* [What you will do]:
**a.** Quote the user tokens page word for word, covering the stretch from "This Token Store" through "for more information.".
**b.** Continue the user tokens page from where it stops.

* [Passage to read]:
Skip to main content

User tokens

This Token Store is conceptually different. It may be accessed both with Management API Client permissions, or with signed-in user account permissions. These tokens are private to the user account. Unlike Management API Client private tokens, these tokens may be shared between applications and services. To do that, ACLs must be defined. Se here for more information.

https://oneportal.t5.fi/apidoc lists the API end-points under /user/{userID}/token.

Basics

User tokens are access controlled key-value pairs, that are tied to user accounts. The value can be any string or even JSON if it is escaped and presented as a string. Tokens can also be used to store small files as base64 formatted strings.

User tokens can be queried by user id and single tokens can be queried by user id and token key. As with any other external application specific data persistence methods, the value of the token is not used internally by TIS in any way. The value is only meaningful to external applications.

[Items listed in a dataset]

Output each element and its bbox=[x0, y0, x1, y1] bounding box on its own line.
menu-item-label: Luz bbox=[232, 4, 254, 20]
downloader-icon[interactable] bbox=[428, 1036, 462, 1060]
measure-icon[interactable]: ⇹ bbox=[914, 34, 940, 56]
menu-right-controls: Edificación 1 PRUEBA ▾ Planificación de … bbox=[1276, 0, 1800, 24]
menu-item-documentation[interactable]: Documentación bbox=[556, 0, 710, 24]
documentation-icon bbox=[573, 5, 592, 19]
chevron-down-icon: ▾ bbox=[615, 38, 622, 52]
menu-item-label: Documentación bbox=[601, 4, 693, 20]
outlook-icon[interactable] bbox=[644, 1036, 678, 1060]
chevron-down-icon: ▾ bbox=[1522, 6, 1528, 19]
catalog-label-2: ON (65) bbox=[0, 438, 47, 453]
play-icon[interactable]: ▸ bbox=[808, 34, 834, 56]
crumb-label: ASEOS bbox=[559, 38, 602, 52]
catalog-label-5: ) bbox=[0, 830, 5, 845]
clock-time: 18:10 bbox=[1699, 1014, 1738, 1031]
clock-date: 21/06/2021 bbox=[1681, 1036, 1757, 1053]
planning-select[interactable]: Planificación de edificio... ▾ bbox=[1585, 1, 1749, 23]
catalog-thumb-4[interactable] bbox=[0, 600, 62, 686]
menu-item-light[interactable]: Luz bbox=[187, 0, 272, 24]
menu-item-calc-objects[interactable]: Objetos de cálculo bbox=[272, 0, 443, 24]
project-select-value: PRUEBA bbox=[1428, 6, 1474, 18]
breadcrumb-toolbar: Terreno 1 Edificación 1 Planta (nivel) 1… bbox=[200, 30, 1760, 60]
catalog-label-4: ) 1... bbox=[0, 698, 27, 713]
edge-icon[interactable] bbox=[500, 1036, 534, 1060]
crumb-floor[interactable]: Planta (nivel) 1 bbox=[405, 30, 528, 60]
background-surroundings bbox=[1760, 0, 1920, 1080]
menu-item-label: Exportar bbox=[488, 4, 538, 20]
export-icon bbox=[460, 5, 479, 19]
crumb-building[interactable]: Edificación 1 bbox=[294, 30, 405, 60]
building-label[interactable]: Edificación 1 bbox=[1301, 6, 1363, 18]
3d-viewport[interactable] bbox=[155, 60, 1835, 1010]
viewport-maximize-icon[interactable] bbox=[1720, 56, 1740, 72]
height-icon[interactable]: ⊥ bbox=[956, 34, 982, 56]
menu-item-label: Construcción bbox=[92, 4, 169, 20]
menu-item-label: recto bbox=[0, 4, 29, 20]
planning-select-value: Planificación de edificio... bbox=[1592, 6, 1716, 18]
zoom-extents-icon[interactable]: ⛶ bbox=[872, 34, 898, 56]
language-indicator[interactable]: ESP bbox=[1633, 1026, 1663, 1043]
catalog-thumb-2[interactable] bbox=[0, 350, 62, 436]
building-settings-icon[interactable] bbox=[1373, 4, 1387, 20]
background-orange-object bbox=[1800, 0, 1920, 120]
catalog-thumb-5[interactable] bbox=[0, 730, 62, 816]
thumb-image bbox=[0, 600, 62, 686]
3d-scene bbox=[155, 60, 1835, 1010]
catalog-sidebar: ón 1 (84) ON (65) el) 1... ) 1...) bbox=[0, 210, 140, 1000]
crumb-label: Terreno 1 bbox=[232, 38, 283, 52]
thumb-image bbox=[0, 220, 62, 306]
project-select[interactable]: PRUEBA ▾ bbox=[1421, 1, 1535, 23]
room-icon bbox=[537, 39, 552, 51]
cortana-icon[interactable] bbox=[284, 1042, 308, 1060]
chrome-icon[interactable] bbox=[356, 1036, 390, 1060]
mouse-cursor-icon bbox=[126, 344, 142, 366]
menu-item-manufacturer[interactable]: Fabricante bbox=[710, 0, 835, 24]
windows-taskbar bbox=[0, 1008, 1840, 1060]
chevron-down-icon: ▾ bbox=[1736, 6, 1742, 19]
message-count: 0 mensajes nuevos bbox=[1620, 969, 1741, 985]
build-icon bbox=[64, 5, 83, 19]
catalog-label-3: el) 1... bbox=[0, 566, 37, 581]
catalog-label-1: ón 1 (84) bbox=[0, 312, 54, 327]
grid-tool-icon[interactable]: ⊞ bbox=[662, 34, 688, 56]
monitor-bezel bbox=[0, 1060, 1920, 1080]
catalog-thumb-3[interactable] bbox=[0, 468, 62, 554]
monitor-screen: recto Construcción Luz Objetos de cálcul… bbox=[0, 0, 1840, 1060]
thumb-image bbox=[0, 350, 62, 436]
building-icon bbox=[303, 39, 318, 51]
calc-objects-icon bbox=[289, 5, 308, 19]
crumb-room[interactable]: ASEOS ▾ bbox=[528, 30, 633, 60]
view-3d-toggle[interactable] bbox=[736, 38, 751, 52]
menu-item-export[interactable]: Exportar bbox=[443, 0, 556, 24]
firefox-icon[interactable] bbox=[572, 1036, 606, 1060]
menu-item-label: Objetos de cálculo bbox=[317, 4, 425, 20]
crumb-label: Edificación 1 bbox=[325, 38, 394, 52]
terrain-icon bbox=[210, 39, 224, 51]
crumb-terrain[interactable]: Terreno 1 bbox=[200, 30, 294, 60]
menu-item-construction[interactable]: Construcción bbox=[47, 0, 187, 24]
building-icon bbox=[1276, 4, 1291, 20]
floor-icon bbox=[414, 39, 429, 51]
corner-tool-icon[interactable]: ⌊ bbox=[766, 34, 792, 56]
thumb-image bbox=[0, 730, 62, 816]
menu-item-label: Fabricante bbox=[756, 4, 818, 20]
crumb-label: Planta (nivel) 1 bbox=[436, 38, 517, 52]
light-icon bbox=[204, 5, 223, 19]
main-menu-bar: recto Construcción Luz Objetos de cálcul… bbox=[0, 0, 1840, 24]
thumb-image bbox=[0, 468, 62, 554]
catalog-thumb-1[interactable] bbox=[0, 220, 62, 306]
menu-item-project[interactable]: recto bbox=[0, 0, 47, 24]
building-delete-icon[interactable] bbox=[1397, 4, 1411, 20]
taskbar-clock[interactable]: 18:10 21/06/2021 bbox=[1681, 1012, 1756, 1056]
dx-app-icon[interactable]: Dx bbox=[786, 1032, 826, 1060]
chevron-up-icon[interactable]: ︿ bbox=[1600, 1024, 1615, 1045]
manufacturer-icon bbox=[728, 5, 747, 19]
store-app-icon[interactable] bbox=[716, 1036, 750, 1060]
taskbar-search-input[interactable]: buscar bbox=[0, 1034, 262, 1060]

* [Task-by-task outputs]:
**a.**
This Token Store is conceptually different. It may be accessed both with Management API Client permissions, or with signed-in user account permissions. These tokens are private to the user account. Unlike Management API Client private tokens, these tokens may be shared between applications and services. To do that, ACLs must be defined. Se here for more information.

**b.**
As the user tokens are access controlled, they are a good place to save application specific information on the user’s roles and permissions. In this case the token should only be readable and writeable by the Management API Client in charge of access control resolving.

Limitations

  • The size limit for a single user token is 16MB, including metadata. It should be kept in mind, however, that having lots of tokens with large values may eventually lead to performance issues when querying large amount of tokens.

  • After the user, that the token refers to is deleted, the tokens may not be available any more. Before permanently deleting user accounts, it should be ensured that the user does not have any important information in their tokens.